• _Goal_
Without the pictures, set down the records below word for word.

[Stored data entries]
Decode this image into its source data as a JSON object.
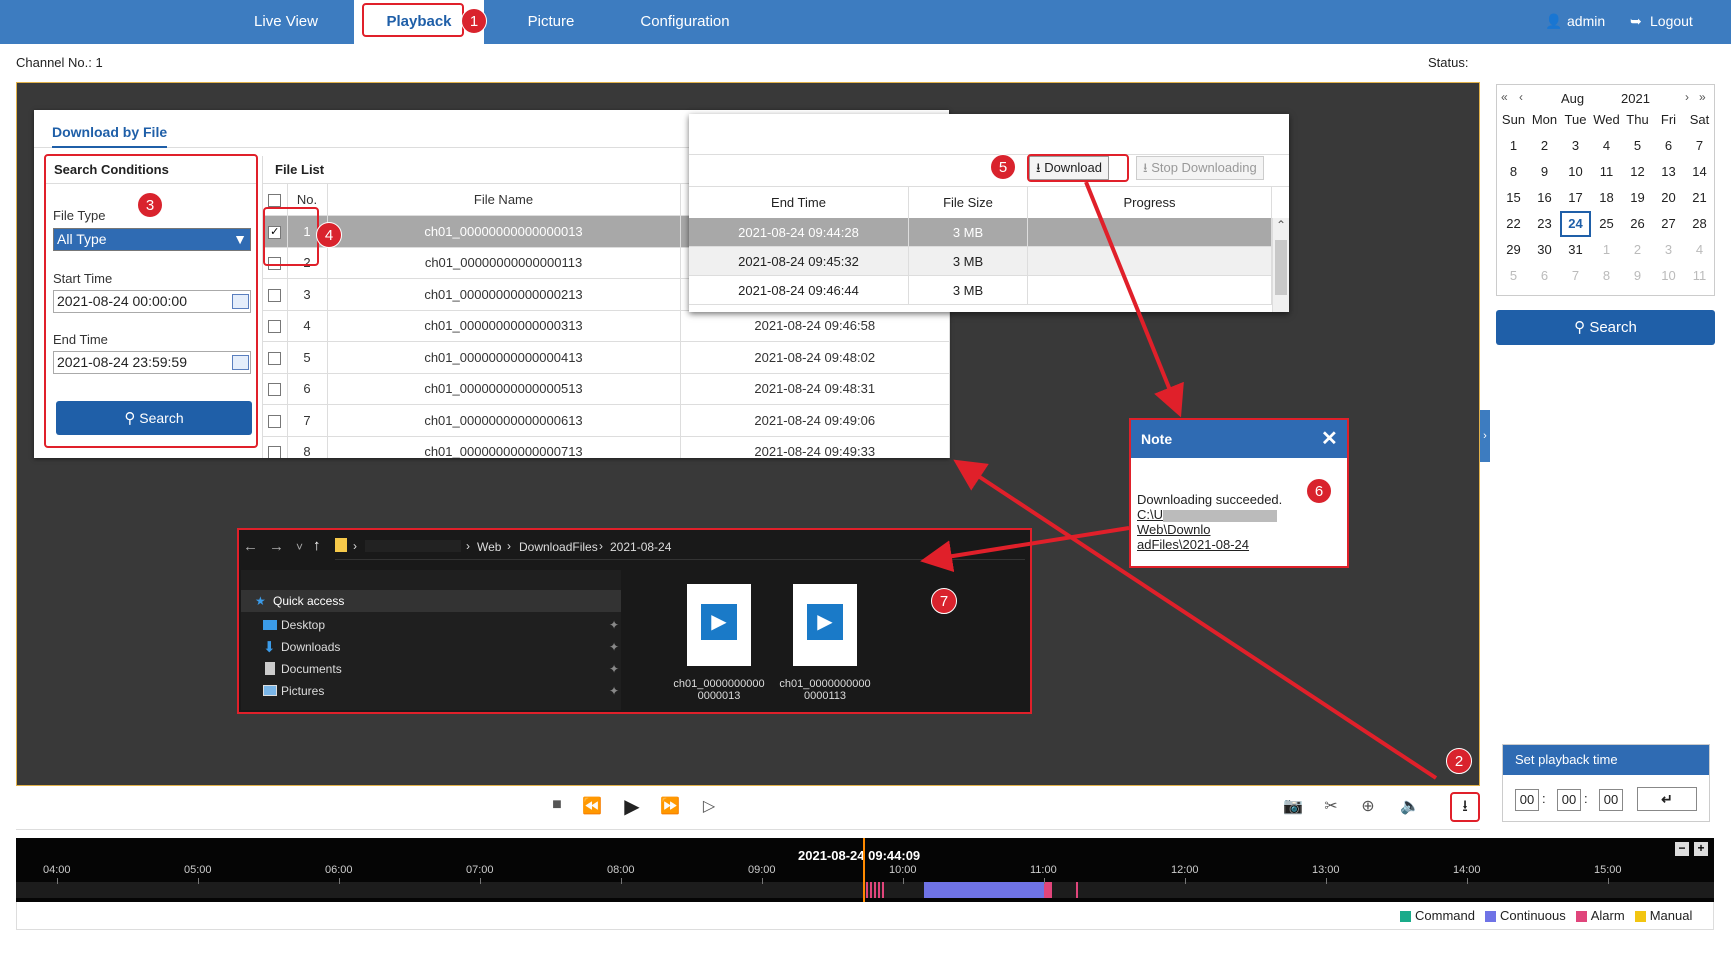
{
  "nav": {
    "tabs": [
      "Live View",
      "Playback",
      "Picture",
      "Configuration"
    ],
    "user": "admin",
    "logout": "Logout"
  },
  "header": {
    "channel_label": "Channel No.: 1",
    "status_label": "Status:"
  },
  "steps": [
    "1",
    "2",
    "3",
    "4",
    "5",
    "6",
    "7"
  ],
  "download": {
    "title": "Download by File",
    "search_conditions": "Search Conditions",
    "file_type_label": "File Type",
    "file_type_value": "All Type",
    "start_time_label": "Start Time",
    "start_time_value": "2021-08-24 00:00:00",
    "end_time_label": "End Time",
    "end_time_value": "2021-08-24 23:59:59",
    "search_button": "Search",
    "file_list_title": "File List",
    "columns": [
      "No.",
      "File Name"
    ],
    "rows": [
      {
        "no": "1",
        "name": "ch01_00000000000000013",
        "end": "2021-08-24 09:44:28"
      },
      {
        "no": "2",
        "name": "ch01_00000000000000113",
        "end": "2021-08-24 09:45:32"
      },
      {
        "no": "3",
        "name": "ch01_00000000000000213",
        "end": "2021-08-24 09:46:44"
      },
      {
        "no": "4",
        "name": "ch01_00000000000000313",
        "end": "2021-08-24 09:46:58"
      },
      {
        "no": "5",
        "name": "ch01_00000000000000413",
        "end": "2021-08-24 09:48:02"
      },
      {
        "no": "6",
        "name": "ch01_00000000000000513",
        "end": "2021-08-24 09:48:31"
      },
      {
        "no": "7",
        "name": "ch01_00000000000000613",
        "end": "2021-08-24 09:49:06"
      },
      {
        "no": "8",
        "name": "ch01_00000000000000713",
        "end": "2021-08-24 09:49:33"
      }
    ]
  },
  "overlay": {
    "download_button": "Download",
    "stop_button": "Stop Downloading",
    "columns": [
      "End Time",
      "File Size",
      "Progress"
    ],
    "rows": [
      {
        "end": "2021-08-24 09:44:28",
        "size": "3 MB"
      },
      {
        "end": "2021-08-24 09:45:32",
        "size": "3 MB"
      },
      {
        "end": "2021-08-24 09:46:44",
        "size": "3 MB"
      }
    ]
  },
  "note": {
    "title": "Note",
    "message": "Downloading succeeded.",
    "path_line1": "C:\\U",
    "path_line1_end": "Web\\Downlo",
    "path_line2": "adFiles\\2021-08-24"
  },
  "explorer": {
    "breadcrumb": [
      "Web",
      "DownloadFiles",
      "2021-08-24"
    ],
    "sidebar": [
      "Quick access",
      "Desktop",
      "Downloads",
      "Documents",
      "Pictures"
    ],
    "files": [
      {
        "line1": "ch01_0000000000",
        "line2": "0000013"
      },
      {
        "line1": "ch01_0000000000",
        "line2": "0000113"
      }
    ]
  },
  "calendar": {
    "month": "Aug",
    "year": "2021",
    "weekdays": [
      "Sun",
      "Mon",
      "Tue",
      "Wed",
      "Thu",
      "Fri",
      "Sat"
    ],
    "days": [
      [
        "1",
        "2",
        "3",
        "4",
        "5",
        "6",
        "7"
      ],
      [
        "8",
        "9",
        "10",
        "11",
        "12",
        "13",
        "14"
      ],
      [
        "15",
        "16",
        "17",
        "18",
        "19",
        "20",
        "21"
      ],
      [
        "22",
        "23",
        "24",
        "25",
        "26",
        "27",
        "28"
      ],
      [
        "29",
        "30",
        "31",
        "1",
        "2",
        "3",
        "4"
      ],
      [
        "5",
        "6",
        "7",
        "8",
        "9",
        "10",
        "11"
      ]
    ],
    "selected": "24",
    "search_button": "Search"
  },
  "playback_time": {
    "title": "Set playback time",
    "h": "00",
    "m": "00",
    "s": "00"
  },
  "timeline": {
    "current": "2021-08-24 09:44:09",
    "ticks": [
      "04:00",
      "05:00",
      "06:00",
      "07:00",
      "08:00",
      "09:00",
      "10:00",
      "11:00",
      "12:00",
      "13:00",
      "14:00",
      "15:00"
    ],
    "legend": [
      {
        "label": "Command",
        "color": "#1aab8a"
      },
      {
        "label": "Continuous",
        "color": "#6f73e6"
      },
      {
        "label": "Alarm",
        "color": "#e0457b"
      },
      {
        "label": "Manual",
        "color": "#f2c511"
      }
    ]
  },
  "colors": {
    "accent": "#3d7cc0",
    "highlight": "#e0202a"
  }
}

• _Reply_
Decode this image into its source data as a JSON object.
{
  "nav": {
    "tabs": [
      "Live View",
      "Playback",
      "Picture",
      "Configuration"
    ],
    "user": "admin",
    "logout": "Logout"
  },
  "header": {
    "channel_label": "Channel No.: 1",
    "status_label": "Status:"
  },
  "steps": [
    "1",
    "2",
    "3",
    "4",
    "5",
    "6",
    "7"
  ],
  "download": {
    "title": "Download by File",
    "search_conditions": "Search Conditions",
    "file_type_label": "File Type",
    "file_type_value": "All Type",
    "start_time_label": "Start Time",
    "start_time_value": "2021-08-24 00:00:00",
    "end_time_label": "End Time",
    "end_time_value": "2021-08-24 23:59:59",
    "search_button": "Search",
    "file_list_title": "File List",
    "columns": [
      "No.",
      "File Name"
    ],
    "rows": [
      {
        "no": "1",
        "name": "ch01_00000000000000013",
        "end": "2021-08-24 09:44:28"
      },
      {
        "no": "2",
        "name": "ch01_00000000000000113",
        "end": "2021-08-24 09:45:32"
      },
      {
        "no": "3",
        "name": "ch01_00000000000000213",
        "end": "2021-08-24 09:46:44"
      },
      {
        "no": "4",
        "name": "ch01_00000000000000313",
        "end": "2021-08-24 09:46:58"
      },
      {
        "no": "5",
        "name": "ch01_00000000000000413",
        "end": "2021-08-24 09:48:02"
      },
      {
        "no": "6",
        "name": "ch01_00000000000000513",
        "end": "2021-08-24 09:48:31"
      },
      {
        "no": "7",
        "name": "ch01_00000000000000613",
        "end": "2021-08-24 09:49:06"
      },
      {
        "no": "8",
        "name": "ch01_00000000000000713",
        "end": "2021-08-24 09:49:33"
      }
    ]
  },
  "overlay": {
    "download_button": "Download",
    "stop_button": "Stop Downloading",
    "columns": [
      "End Time",
      "File Size",
      "Progress"
    ],
    "rows": [
      {
        "end": "2021-08-24 09:44:28",
        "size": "3 MB"
      },
      {
        "end": "2021-08-24 09:45:32",
        "size": "3 MB"
      },
      {
        "end": "2021-08-24 09:46:44",
        "size": "3 MB"
      }
    ]
  },
  "note": {
    "title": "Note",
    "message": "Downloading succeeded.",
    "path_line1": "C:\\U",
    "path_line1_end": "Web\\Downlo",
    "path_line2": "adFiles\\2021-08-24"
  },
  "explorer": {
    "breadcrumb": [
      "Web",
      "DownloadFiles",
      "2021-08-24"
    ],
    "sidebar": [
      "Quick access",
      "Desktop",
      "Downloads",
      "Documents",
      "Pictures"
    ],
    "files": [
      {
        "line1": "ch01_0000000000",
        "line2": "0000013"
      },
      {
        "line1": "ch01_0000000000",
        "line2": "0000113"
      }
    ]
  },
  "calendar": {
    "month": "Aug",
    "year": "2021",
    "weekdays": [
      "Sun",
      "Mon",
      "Tue",
      "Wed",
      "Thu",
      "Fri",
      "Sat"
    ],
    "days": [
      [
        "1",
        "2",
        "3",
        "4",
        "5",
        "6",
        "7"
      ],
      [
        "8",
        "9",
        "10",
        "11",
        "12",
        "13",
        "14"
      ],
      [
        "15",
        "16",
        "17",
        "18",
        "19",
        "20",
        "21"
      ],
      [
        "22",
        "23",
        "24",
        "25",
        "26",
        "27",
        "28"
      ],
      [
        "29",
        "30",
        "31",
        "1",
        "2",
        "3",
        "4"
      ],
      [
        "5",
        "6",
        "7",
        "8",
        "9",
        "10",
        "11"
      ]
    ],
    "selected": "24",
    "search_button": "Search"
  },
  "playback_time": {
    "title": "Set playback time",
    "h": "00",
    "m": "00",
    "s": "00"
  },
  "timeline": {
    "current": "2021-08-24 09:44:09",
    "ticks": [
      "04:00",
      "05:00",
      "06:00",
      "07:00",
      "08:00",
      "09:00",
      "10:00",
      "11:00",
      "12:00",
      "13:00",
      "14:00",
      "15:00"
    ],
    "legend": [
      {
        "label": "Command",
        "color": "#1aab8a"
      },
      {
        "label": "Continuous",
        "color": "#6f73e6"
      },
      {
        "label": "Alarm",
        "color": "#e0457b"
      },
      {
        "label": "Manual",
        "color": "#f2c511"
      }
    ]
  },
  "colors": {
    "accent": "#3d7cc0",
    "highlight": "#e0202a"
  }
}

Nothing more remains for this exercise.